**Recorded information:**
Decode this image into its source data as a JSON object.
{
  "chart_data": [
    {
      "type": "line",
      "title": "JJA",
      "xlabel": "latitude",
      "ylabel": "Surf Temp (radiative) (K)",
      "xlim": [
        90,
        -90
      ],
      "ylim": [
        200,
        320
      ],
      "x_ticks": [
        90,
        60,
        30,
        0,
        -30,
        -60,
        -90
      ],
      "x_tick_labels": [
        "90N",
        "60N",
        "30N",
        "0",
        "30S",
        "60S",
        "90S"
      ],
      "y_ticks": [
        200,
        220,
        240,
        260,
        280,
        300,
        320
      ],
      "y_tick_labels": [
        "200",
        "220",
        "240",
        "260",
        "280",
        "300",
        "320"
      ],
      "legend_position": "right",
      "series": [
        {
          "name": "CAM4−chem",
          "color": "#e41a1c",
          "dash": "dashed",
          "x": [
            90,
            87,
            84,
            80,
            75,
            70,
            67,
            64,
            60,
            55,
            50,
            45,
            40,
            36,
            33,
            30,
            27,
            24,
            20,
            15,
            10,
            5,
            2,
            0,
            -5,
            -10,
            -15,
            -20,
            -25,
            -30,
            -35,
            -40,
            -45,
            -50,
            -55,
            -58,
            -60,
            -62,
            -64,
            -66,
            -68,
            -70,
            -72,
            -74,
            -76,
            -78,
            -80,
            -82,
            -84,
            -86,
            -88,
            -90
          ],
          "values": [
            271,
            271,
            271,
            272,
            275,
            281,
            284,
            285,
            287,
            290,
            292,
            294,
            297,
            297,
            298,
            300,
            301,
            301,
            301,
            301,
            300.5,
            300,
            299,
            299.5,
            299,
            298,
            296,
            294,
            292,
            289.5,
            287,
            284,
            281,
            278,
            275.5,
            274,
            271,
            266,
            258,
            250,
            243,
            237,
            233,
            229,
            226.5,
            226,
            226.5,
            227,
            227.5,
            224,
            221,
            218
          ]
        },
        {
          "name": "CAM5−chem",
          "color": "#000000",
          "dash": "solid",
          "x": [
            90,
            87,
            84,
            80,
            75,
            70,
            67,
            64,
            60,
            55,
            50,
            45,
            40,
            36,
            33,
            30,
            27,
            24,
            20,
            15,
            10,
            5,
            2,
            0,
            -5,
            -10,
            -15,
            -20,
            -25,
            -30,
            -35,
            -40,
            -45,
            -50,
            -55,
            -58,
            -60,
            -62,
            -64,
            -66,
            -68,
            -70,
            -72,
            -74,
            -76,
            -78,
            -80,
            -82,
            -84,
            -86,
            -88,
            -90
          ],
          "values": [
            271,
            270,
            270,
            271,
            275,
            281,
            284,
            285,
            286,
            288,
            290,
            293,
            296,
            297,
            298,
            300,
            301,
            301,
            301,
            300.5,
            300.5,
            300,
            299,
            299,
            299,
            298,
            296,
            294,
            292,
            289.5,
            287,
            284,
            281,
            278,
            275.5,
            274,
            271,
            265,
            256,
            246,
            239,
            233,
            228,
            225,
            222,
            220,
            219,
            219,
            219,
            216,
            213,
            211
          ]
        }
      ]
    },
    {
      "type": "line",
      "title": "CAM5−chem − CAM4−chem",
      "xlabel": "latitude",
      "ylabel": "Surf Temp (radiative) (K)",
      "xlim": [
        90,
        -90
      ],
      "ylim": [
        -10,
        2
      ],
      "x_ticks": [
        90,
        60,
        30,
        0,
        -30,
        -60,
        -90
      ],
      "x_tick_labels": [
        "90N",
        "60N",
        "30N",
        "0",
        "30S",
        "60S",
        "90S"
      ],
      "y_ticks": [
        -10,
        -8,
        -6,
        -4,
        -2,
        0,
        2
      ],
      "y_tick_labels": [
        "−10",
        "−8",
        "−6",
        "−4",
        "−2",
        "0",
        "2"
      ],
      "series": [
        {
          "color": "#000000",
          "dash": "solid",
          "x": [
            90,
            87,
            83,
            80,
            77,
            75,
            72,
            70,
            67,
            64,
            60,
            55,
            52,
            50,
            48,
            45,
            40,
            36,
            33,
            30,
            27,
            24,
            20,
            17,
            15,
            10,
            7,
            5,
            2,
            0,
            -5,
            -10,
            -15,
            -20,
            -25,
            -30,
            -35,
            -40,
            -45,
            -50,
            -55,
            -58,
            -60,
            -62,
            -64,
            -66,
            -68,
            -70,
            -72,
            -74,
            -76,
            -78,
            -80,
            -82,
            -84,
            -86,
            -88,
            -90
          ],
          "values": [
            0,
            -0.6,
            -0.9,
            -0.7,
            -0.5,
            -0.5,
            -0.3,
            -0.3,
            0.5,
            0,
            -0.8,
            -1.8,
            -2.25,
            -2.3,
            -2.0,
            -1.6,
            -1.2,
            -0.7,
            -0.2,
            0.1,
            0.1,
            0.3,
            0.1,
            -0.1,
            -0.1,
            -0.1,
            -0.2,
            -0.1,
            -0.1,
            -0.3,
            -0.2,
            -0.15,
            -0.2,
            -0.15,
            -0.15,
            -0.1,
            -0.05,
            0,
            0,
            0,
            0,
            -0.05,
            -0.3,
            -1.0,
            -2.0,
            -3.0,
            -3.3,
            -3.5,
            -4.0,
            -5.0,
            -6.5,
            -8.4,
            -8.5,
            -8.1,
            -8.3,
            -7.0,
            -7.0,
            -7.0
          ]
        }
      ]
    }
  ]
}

**Instructions to follow:**
Quote the data in full, keeping each word unchanged.

**Solution to the exercise:**
Decode this image into its source data as a JSON object.
{
  "chart_data": [
    {
      "type": "line",
      "title": "JJA",
      "xlabel": "latitude",
      "ylabel": "Surf Temp (radiative) (K)",
      "xlim": [
        90,
        -90
      ],
      "ylim": [
        200,
        320
      ],
      "x_ticks": [
        90,
        60,
        30,
        0,
        -30,
        -60,
        -90
      ],
      "x_tick_labels": [
        "90N",
        "60N",
        "30N",
        "0",
        "30S",
        "60S",
        "90S"
      ],
      "y_ticks": [
        200,
        220,
        240,
        260,
        280,
        300,
        320
      ],
      "y_tick_labels": [
        "200",
        "220",
        "240",
        "260",
        "280",
        "300",
        "320"
      ],
      "legend_position": "right",
      "series": [
        {
          "name": "CAM4−chem",
          "color": "#e41a1c",
          "dash": "dashed",
          "x": [
            90,
            87,
            84,
            80,
            75,
            70,
            67,
            64,
            60,
            55,
            50,
            45,
            40,
            36,
            33,
            30,
            27,
            24,
            20,
            15,
            10,
            5,
            2,
            0,
            -5,
            -10,
            -15,
            -20,
            -25,
            -30,
            -35,
            -40,
            -45,
            -50,
            -55,
            -58,
            -60,
            -62,
            -64,
            -66,
            -68,
            -70,
            -72,
            -74,
            -76,
            -78,
            -80,
            -82,
            -84,
            -86,
            -88,
            -90
          ],
          "values": [
            271,
            271,
            271,
            272,
            275,
            281,
            284,
            285,
            287,
            290,
            292,
            294,
            297,
            297,
            298,
            300,
            301,
            301,
            301,
            301,
            300.5,
            300,
            299,
            299.5,
            299,
            298,
            296,
            294,
            292,
            289.5,
            287,
            284,
            281,
            278,
            275.5,
            274,
            271,
            266,
            258,
            250,
            243,
            237,
            233,
            229,
            226.5,
            226,
            226.5,
            227,
            227.5,
            224,
            221,
            218
          ]
        },
        {
          "name": "CAM5−chem",
          "color": "#000000",
          "dash": "solid",
          "x": [
            90,
            87,
            84,
            80,
            75,
            70,
            67,
            64,
            60,
            55,
            50,
            45,
            40,
            36,
            33,
            30,
            27,
            24,
            20,
            15,
            10,
            5,
            2,
            0,
            -5,
            -10,
            -15,
            -20,
            -25,
            -30,
            -35,
            -40,
            -45,
            -50,
            -55,
            -58,
            -60,
            -62,
            -64,
            -66,
            -68,
            -70,
            -72,
            -74,
            -76,
            -78,
            -80,
            -82,
            -84,
            -86,
            -88,
            -90
          ],
          "values": [
            271,
            270,
            270,
            271,
            275,
            281,
            284,
            285,
            286,
            288,
            290,
            293,
            296,
            297,
            298,
            300,
            301,
            301,
            301,
            300.5,
            300.5,
            300,
            299,
            299,
            299,
            298,
            296,
            294,
            292,
            289.5,
            287,
            284,
            281,
            278,
            275.5,
            274,
            271,
            265,
            256,
            246,
            239,
            233,
            228,
            225,
            222,
            220,
            219,
            219,
            219,
            216,
            213,
            211
          ]
        }
      ]
    },
    {
      "type": "line",
      "title": "CAM5−chem − CAM4−chem",
      "xlabel": "latitude",
      "ylabel": "Surf Temp (radiative) (K)",
      "xlim": [
        90,
        -90
      ],
      "ylim": [
        -10,
        2
      ],
      "x_ticks": [
        90,
        60,
        30,
        0,
        -30,
        -60,
        -90
      ],
      "x_tick_labels": [
        "90N",
        "60N",
        "30N",
        "0",
        "30S",
        "60S",
        "90S"
      ],
      "y_ticks": [
        -10,
        -8,
        -6,
        -4,
        -2,
        0,
        2
      ],
      "y_tick_labels": [
        "−10",
        "−8",
        "−6",
        "−4",
        "−2",
        "0",
        "2"
      ],
      "series": [
        {
          "color": "#000000",
          "dash": "solid",
          "x": [
            90,
            87,
            83,
            80,
            77,
            75,
            72,
            70,
            67,
            64,
            60,
            55,
            52,
            50,
            48,
            45,
            40,
            36,
            33,
            30,
            27,
            24,
            20,
            17,
            15,
            10,
            7,
            5,
            2,
            0,
            -5,
            -10,
            -15,
            -20,
            -25,
            -30,
            -35,
            -40,
            -45,
            -50,
            -55,
            -58,
            -60,
            -62,
            -64,
            -66,
            -68,
            -70,
            -72,
            -74,
            -76,
            -78,
            -80,
            -82,
            -84,
            -86,
            -88,
            -90
          ],
          "values": [
            0,
            -0.6,
            -0.9,
            -0.7,
            -0.5,
            -0.5,
            -0.3,
            -0.3,
            0.5,
            0,
            -0.8,
            -1.8,
            -2.25,
            -2.3,
            -2.0,
            -1.6,
            -1.2,
            -0.7,
            -0.2,
            0.1,
            0.1,
            0.3,
            0.1,
            -0.1,
            -0.1,
            -0.1,
            -0.2,
            -0.1,
            -0.1,
            -0.3,
            -0.2,
            -0.15,
            -0.2,
            -0.15,
            -0.15,
            -0.1,
            -0.05,
            0,
            0,
            0,
            0,
            -0.05,
            -0.3,
            -1.0,
            -2.0,
            -3.0,
            -3.3,
            -3.5,
            -4.0,
            -5.0,
            -6.5,
            -8.4,
            -8.5,
            -8.1,
            -8.3,
            -7.0,
            -7.0,
            -7.0
          ]
        }
      ]
    }
  ]
}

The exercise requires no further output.